┌─ Raw data

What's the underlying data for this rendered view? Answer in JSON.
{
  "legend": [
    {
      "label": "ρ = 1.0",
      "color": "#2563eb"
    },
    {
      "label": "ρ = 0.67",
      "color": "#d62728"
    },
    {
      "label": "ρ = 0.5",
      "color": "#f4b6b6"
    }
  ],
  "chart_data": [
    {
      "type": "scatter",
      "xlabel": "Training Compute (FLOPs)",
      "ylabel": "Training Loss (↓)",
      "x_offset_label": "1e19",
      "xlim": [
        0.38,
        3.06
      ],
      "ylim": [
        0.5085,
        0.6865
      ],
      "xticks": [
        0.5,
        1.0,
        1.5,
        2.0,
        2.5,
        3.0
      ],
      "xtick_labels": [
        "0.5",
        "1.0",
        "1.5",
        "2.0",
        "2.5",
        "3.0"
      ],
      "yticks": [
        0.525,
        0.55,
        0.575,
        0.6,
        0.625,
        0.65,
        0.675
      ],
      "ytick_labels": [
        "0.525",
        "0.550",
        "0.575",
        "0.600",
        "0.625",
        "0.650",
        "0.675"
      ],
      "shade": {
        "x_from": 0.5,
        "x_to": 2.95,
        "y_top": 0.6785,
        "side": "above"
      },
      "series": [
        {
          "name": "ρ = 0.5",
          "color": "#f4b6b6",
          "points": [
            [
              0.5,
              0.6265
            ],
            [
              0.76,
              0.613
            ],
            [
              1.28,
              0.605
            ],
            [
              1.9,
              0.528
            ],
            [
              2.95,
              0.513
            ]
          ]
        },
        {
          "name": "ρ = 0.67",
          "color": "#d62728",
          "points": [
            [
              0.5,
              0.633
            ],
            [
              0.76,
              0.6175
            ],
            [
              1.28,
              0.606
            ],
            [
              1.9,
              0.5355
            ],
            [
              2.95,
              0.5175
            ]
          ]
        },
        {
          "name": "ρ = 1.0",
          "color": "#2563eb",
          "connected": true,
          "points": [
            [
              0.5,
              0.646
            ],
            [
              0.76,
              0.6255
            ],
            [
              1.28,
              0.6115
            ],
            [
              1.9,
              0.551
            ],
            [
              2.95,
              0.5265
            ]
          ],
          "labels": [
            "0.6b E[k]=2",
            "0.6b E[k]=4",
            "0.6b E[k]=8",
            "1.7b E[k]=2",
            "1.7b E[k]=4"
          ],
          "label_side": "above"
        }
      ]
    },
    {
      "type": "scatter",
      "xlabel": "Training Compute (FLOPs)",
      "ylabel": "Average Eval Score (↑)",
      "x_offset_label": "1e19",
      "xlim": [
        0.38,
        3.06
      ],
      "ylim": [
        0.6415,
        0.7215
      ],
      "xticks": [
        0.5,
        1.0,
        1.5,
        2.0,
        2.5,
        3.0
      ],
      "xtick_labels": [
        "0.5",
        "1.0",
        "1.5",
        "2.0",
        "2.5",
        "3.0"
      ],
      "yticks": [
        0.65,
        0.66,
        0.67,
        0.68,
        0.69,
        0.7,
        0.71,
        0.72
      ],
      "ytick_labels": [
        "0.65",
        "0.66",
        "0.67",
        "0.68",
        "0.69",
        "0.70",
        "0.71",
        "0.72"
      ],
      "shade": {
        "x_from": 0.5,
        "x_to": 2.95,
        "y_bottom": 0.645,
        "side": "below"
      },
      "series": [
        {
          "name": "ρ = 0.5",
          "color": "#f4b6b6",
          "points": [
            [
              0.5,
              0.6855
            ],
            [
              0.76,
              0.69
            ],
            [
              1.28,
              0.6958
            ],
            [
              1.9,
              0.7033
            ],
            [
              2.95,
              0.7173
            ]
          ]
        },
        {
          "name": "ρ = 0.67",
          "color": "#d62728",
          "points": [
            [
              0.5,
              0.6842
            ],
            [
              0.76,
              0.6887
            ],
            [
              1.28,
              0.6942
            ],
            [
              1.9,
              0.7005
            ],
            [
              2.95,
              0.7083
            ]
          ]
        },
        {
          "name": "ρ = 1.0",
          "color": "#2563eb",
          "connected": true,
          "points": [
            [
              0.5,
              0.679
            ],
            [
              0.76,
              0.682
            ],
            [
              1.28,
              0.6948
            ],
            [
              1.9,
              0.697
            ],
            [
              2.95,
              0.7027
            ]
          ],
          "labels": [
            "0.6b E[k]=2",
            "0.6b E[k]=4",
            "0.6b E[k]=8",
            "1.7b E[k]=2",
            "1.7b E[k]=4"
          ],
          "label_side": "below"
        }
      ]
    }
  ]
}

└─

■ Task instructions ■
Print every line of the records exactly. Omit nothing.

■ Response ■
What's the underlying data for this rendered view? Answer in JSON.
{
  "legend": [
    {
      "label": "ρ = 1.0",
      "color": "#2563eb"
    },
    {
      "label": "ρ = 0.67",
      "color": "#d62728"
    },
    {
      "label": "ρ = 0.5",
      "color": "#f4b6b6"
    }
  ],
  "chart_data": [
    {
      "type": "scatter",
      "xlabel": "Training Compute (FLOPs)",
      "ylabel": "Training Loss (↓)",
      "x_offset_label": "1e19",
      "xlim": [
        0.38,
        3.06
      ],
      "ylim": [
        0.5085,
        0.6865
      ],
      "xticks": [
        0.5,
        1.0,
        1.5,
        2.0,
        2.5,
        3.0
      ],
      "xtick_labels": [
        "0.5",
        "1.0",
        "1.5",
        "2.0",
        "2.5",
        "3.0"
      ],
      "yticks": [
        0.525,
        0.55,
        0.575,
        0.6,
        0.625,
        0.65,
        0.675
      ],
      "ytick_labels": [
        "0.525",
        "0.550",
        "0.575",
        "0.600",
        "0.625",
        "0.650",
        "0.675"
      ],
      "shade": {
        "x_from": 0.5,
        "x_to": 2.95,
        "y_top": 0.6785,
        "side": "above"
      },
      "series": [
        {
          "name": "ρ = 0.5",
          "color": "#f4b6b6",
          "points": [
            [
              0.5,
              0.6265
            ],
            [
              0.76,
              0.613
            ],
            [
              1.28,
              0.605
            ],
            [
              1.9,
              0.528
            ],
            [
              2.95,
              0.513
            ]
          ]
        },
        {
          "name": "ρ = 0.67",
          "color": "#d62728",
          "points": [
            [
              0.5,
              0.633
            ],
            [
              0.76,
              0.6175
            ],
            [
              1.28,
              0.606
            ],
            [
              1.9,
              0.5355
            ],
            [
              2.95,
              0.5175
            ]
          ]
        },
        {
          "name": "ρ = 1.0",
          "color": "#2563eb",
          "connected": true,
          "points": [
            [
              0.5,
              0.646
            ],
            [
              0.76,
              0.6255
            ],
            [
              1.28,
              0.6115
            ],
            [
              1.9,
              0.551
            ],
            [
              2.95,
              0.5265
            ]
          ],
          "labels": [
            "0.6b E[k]=2",
            "0.6b E[k]=4",
            "0.6b E[k]=8",
            "1.7b E[k]=2",
            "1.7b E[k]=4"
          ],
          "label_side": "above"
        }
      ]
    },
    {
      "type": "scatter",
      "xlabel": "Training Compute (FLOPs)",
      "ylabel": "Average Eval Score (↑)",
      "x_offset_label": "1e19",
      "xlim": [
        0.38,
        3.06
      ],
      "ylim": [
        0.6415,
        0.7215
      ],
      "xticks": [
        0.5,
        1.0,
        1.5,
        2.0,
        2.5,
        3.0
      ],
      "xtick_labels": [
        "0.5",
        "1.0",
        "1.5",
        "2.0",
        "2.5",
        "3.0"
      ],
      "yticks": [
        0.65,
        0.66,
        0.67,
        0.68,
        0.69,
        0.7,
        0.71,
        0.72
      ],
      "ytick_labels": [
        "0.65",
        "0.66",
        "0.67",
        "0.68",
        "0.69",
        "0.70",
        "0.71",
        "0.72"
      ],
      "shade": {
        "x_from": 0.5,
        "x_to": 2.95,
        "y_bottom": 0.645,
        "side": "below"
      },
      "series": [
        {
          "name": "ρ = 0.5",
          "color": "#f4b6b6",
          "points": [
            [
              0.5,
              0.6855
            ],
            [
              0.76,
              0.69
            ],
            [
              1.28,
              0.6958
            ],
            [
              1.9,
              0.7033
            ],
            [
              2.95,
              0.7173
            ]
          ]
        },
        {
          "name": "ρ = 0.67",
          "color": "#d62728",
          "points": [
            [
              0.5,
              0.6842
            ],
            [
              0.76,
              0.6887
            ],
            [
              1.28,
              0.6942
            ],
            [
              1.9,
              0.7005
            ],
            [
              2.95,
              0.7083
            ]
          ]
        },
        {
          "name": "ρ = 1.0",
          "color": "#2563eb",
          "connected": true,
          "points": [
            [
              0.5,
              0.679
            ],
            [
              0.76,
              0.682
            ],
            [
              1.28,
              0.6948
            ],
            [
              1.9,
              0.697
            ],
            [
              2.95,
              0.7027
            ]
          ],
          "labels": [
            "0.6b E[k]=2",
            "0.6b E[k]=4",
            "0.6b E[k]=8",
            "1.7b E[k]=2",
            "1.7b E[k]=4"
          ],
          "label_side": "below"
        }
      ]
    }
  ]
}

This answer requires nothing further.